_EXERCISE DATA_
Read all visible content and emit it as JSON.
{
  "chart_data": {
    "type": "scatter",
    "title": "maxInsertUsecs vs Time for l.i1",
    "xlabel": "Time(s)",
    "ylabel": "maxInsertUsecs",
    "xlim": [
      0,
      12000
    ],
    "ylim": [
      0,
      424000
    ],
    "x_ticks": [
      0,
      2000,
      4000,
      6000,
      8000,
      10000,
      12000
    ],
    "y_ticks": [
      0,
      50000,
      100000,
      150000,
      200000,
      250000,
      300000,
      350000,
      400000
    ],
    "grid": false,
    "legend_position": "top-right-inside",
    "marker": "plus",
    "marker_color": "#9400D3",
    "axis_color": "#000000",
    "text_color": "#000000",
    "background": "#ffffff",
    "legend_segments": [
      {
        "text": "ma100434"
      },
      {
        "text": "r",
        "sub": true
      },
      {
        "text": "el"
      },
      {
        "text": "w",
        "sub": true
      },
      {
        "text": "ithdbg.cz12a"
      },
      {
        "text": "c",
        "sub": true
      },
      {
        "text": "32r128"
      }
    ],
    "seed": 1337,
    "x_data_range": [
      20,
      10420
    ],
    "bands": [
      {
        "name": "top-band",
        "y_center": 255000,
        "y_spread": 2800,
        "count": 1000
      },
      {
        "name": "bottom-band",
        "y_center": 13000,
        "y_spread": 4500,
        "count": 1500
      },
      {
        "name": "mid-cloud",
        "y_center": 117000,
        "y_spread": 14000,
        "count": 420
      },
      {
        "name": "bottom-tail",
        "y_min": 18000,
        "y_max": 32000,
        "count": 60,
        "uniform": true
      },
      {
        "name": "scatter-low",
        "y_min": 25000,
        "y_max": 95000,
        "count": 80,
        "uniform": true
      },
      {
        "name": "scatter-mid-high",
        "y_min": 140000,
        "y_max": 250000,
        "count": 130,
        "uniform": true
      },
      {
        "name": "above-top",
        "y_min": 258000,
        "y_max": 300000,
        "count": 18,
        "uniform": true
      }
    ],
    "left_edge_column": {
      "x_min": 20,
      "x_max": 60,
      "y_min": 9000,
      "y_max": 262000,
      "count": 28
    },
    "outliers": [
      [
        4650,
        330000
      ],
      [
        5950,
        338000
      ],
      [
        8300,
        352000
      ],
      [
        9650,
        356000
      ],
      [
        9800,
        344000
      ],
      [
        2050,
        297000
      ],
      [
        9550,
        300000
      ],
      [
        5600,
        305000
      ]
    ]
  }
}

_DIRECTION_
Return only the number of lines in the preceding records that contain the string "maxInsertUsecs".

_RESPONSE TO THE TASK_
2